Filter the listing below, copying every line in which the word "color" appears.

> **Extracted data**:
※
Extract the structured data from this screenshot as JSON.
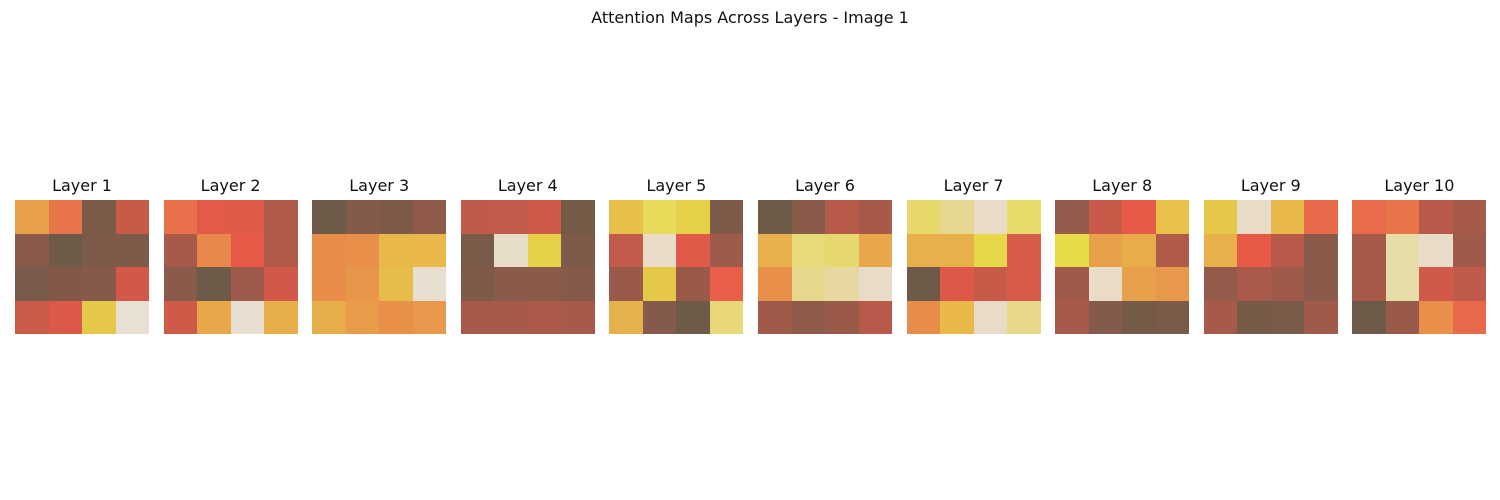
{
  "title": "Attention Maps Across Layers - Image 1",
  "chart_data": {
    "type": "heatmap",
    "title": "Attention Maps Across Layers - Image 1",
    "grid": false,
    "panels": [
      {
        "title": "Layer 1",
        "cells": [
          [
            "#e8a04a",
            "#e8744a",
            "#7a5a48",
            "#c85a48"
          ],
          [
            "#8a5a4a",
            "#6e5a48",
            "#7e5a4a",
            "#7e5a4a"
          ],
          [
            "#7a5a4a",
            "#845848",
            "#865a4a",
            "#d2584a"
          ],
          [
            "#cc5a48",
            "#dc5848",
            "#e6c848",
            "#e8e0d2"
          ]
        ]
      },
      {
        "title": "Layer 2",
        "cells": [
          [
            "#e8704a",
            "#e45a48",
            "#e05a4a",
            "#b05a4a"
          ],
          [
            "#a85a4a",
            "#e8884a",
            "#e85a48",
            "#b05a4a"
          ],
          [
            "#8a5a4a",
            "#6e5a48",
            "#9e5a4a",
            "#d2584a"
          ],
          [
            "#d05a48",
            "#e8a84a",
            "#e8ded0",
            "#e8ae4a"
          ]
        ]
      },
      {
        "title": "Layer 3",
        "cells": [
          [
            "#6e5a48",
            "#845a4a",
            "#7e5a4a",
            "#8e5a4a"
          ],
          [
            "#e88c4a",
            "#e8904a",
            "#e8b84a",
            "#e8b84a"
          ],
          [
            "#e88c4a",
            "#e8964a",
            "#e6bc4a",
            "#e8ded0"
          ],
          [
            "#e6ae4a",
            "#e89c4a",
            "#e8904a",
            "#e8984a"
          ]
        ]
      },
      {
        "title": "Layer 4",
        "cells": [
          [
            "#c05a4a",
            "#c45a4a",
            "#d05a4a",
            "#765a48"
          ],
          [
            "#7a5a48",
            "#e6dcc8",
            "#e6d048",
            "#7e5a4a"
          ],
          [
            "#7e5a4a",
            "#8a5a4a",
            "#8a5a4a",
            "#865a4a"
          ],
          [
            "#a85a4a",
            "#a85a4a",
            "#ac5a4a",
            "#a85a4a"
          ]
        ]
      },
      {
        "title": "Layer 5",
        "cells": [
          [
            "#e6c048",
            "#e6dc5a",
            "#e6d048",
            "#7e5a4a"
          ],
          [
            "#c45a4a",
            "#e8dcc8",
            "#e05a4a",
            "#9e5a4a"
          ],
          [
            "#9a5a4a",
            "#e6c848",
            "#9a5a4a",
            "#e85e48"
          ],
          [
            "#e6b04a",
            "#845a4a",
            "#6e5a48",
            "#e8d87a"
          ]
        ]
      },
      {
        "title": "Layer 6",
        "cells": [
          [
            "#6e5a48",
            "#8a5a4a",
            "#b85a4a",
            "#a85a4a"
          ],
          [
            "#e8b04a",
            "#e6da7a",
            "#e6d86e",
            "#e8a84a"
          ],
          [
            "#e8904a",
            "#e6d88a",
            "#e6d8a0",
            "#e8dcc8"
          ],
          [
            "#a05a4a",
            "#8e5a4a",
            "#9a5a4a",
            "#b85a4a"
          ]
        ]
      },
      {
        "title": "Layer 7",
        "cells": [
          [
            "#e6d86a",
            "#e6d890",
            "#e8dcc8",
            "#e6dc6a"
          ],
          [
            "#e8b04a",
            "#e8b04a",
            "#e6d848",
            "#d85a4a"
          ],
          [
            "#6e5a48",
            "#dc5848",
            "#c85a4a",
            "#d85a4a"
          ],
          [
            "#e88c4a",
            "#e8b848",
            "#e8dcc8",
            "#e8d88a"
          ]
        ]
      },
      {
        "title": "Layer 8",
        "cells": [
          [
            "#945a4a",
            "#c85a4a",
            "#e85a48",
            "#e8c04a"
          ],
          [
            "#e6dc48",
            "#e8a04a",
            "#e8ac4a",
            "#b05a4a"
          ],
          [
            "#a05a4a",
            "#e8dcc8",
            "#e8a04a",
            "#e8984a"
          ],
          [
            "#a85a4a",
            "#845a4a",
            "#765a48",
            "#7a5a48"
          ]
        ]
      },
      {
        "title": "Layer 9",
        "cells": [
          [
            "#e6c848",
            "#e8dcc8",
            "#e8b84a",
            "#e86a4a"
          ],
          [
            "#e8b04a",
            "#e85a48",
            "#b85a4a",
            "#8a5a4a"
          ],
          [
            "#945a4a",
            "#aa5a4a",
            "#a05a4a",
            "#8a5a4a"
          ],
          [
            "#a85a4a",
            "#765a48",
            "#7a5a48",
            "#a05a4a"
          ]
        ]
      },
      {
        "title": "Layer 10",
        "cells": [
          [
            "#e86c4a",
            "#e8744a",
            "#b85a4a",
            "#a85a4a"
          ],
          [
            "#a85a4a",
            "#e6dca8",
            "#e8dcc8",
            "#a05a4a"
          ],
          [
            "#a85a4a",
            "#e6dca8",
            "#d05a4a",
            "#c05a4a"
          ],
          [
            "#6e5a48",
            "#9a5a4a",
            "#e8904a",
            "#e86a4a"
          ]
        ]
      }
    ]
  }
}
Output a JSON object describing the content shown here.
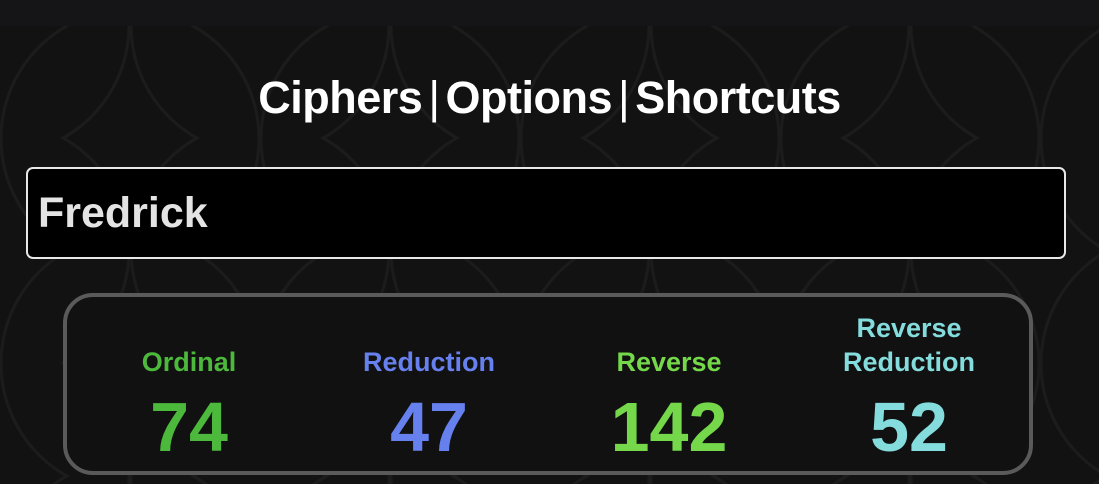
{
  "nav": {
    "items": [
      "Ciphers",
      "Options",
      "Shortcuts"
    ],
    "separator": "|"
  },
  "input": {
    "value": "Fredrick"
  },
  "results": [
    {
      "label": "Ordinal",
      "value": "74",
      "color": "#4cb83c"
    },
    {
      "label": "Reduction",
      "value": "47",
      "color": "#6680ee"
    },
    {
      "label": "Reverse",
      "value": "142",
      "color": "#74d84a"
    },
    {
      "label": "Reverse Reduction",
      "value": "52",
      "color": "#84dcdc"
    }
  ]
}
※
> **Task result**:
      "color": "#4cb83c"
      "color": "#6680ee"
      "color": "#74d84a"
      "color": "#84dcdc"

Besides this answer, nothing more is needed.